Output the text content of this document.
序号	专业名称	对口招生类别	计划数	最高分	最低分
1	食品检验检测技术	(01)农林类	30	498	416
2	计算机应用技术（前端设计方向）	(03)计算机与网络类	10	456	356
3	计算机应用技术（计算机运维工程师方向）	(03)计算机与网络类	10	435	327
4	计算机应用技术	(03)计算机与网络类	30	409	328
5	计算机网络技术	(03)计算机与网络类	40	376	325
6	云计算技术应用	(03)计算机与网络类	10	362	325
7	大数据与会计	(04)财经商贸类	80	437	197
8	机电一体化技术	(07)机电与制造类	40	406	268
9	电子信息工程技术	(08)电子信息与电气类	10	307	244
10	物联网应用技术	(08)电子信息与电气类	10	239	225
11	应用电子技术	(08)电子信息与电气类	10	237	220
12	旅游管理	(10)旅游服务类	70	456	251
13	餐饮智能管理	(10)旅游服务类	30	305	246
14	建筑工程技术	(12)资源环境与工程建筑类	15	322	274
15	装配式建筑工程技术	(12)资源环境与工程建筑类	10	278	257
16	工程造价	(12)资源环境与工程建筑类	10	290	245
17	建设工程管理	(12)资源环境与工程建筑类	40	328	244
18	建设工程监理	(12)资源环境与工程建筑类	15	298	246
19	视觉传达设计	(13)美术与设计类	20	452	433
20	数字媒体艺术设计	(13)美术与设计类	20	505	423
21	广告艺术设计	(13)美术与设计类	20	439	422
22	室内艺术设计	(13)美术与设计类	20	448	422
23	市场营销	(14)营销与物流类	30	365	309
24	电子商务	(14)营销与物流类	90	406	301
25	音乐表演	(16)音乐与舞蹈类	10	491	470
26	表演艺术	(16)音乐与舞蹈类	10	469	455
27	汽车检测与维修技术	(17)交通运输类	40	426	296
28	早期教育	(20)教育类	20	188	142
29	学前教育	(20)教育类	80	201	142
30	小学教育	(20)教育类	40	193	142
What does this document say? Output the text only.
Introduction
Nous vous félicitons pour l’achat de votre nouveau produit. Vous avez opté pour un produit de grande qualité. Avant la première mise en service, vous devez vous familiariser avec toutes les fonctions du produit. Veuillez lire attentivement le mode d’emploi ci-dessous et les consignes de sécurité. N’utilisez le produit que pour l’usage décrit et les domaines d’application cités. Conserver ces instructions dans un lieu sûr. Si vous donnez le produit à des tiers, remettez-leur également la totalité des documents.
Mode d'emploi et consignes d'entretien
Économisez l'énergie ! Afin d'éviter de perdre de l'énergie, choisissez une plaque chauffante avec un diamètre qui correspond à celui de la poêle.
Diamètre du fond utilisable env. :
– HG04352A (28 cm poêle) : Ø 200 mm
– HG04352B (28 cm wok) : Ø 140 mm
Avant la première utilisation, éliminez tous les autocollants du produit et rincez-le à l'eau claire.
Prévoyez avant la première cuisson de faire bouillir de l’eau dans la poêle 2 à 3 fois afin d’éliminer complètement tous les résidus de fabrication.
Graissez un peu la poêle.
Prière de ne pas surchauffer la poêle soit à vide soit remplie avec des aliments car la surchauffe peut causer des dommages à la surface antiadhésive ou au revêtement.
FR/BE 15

▸ **GIVEN EXERCISE**
Output each entry precisely as given.

▸ **FULL OUTPUT**
Output the text content of this document.
序号	专业名称	对口招生类别	计划数	最高分	最低分
1	食品检验检测技术	(01)农林类	30	498	416
2	计算机应用技术（前端设计方向）	(03)计算机与网络类	10	456	356
3	计算机应用技术（计算机运维工程师方向）	(03)计算机与网络类	10	435	327
4	计算机应用技术	(03)计算机与网络类	30	409	328
5	计算机网络技术	(03)计算机与网络类	40	376	325
6	云计算技术应用	(03)计算机与网络类	10	362	325
7	大数据与会计	(04)财经商贸类	80	437	197
8	机电一体化技术	(07)机电与制造类	40	406	268
9	电子信息工程技术	(08)电子信息与电气类	10	307	244
10	物联网应用技术	(08)电子信息与电气类	10	239	225
11	应用电子技术	(08)电子信息与电气类	10	237	220
12	旅游管理	(10)旅游服务类	70	456	251
13	餐饮智能管理	(10)旅游服务类	30	305	246
14	建筑工程技术	(12)资源环境与工程建筑类	15	322	274
15	装配式建筑工程技术	(12)资源环境与工程建筑类	10	278	257
16	工程造价	(12)资源环境与工程建筑类	10	290	245
17	建设工程管理	(12)资源环境与工程建筑类	40	328	244
18	建设工程监理	(12)资源环境与工程建筑类	15	298	246
19	视觉传达设计	(13)美术与设计类	20	452	433
20	数字媒体艺术设计	(13)美术与设计类	20	505	423
21	广告艺术设计	(13)美术与设计类	20	439	422
22	室内艺术设计	(13)美术与设计类	20	448	422
23	市场营销	(14)营销与物流类	30	365	309
24	电子商务	(14)营销与物流类	90	406	301
25	音乐表演	(16)音乐与舞蹈类	10	491	470
26	表演艺术	(16)音乐与舞蹈类	10	469	455
27	汽车检测与维修技术	(17)交通运输类	40	426	296
28	早期教育	(20)教育类	20	188	142
29	学前教育	(20)教育类	80	201	142
30	小学教育	(20)教育类	40	193	142
What does this document say? Output the text only.
Introduction
Nous vous félicitons pour l’achat de votre nouveau produit. Vous avez opté pour un produit de grande qualité. Avant la première mise en service, vous devez vous familiariser avec toutes les fonctions du produit. Veuillez lire attentivement le mode d’emploi ci-dessous et les consignes de sécurité. N’utilisez le produit que pour l’usage décrit et les domaines d’application cités. Conserver ces instructions dans un lieu sûr. Si vous donnez le produit à des tiers, remettez-leur également la totalité des documents.
Mode d'emploi et consignes d'entretien
Économisez l'énergie ! Afin d'éviter de perdre de l'énergie, choisissez une plaque chauffante avec un diamètre qui correspond à celui de la poêle.
Diamètre du fond utilisable env. :
– HG04352A (28 cm poêle) : Ø 200 mm
– HG04352B (28 cm wok) : Ø 140 mm
Avant la première utilisation, éliminez tous les autocollants du produit et rincez-le à l'eau claire.
Prévoyez avant la première cuisson de faire bouillir de l’eau dans la poêle 2 à 3 fois afin d’éliminer complètement tous les résidus de fabrication.
Graissez un peu la poêle.
Prière de ne pas surchauffer la poêle soit à vide soit remplie avec des aliments car la surchauffe peut causer des dommages à la surface antiadhésive ou au revêtement.
FR/BE 15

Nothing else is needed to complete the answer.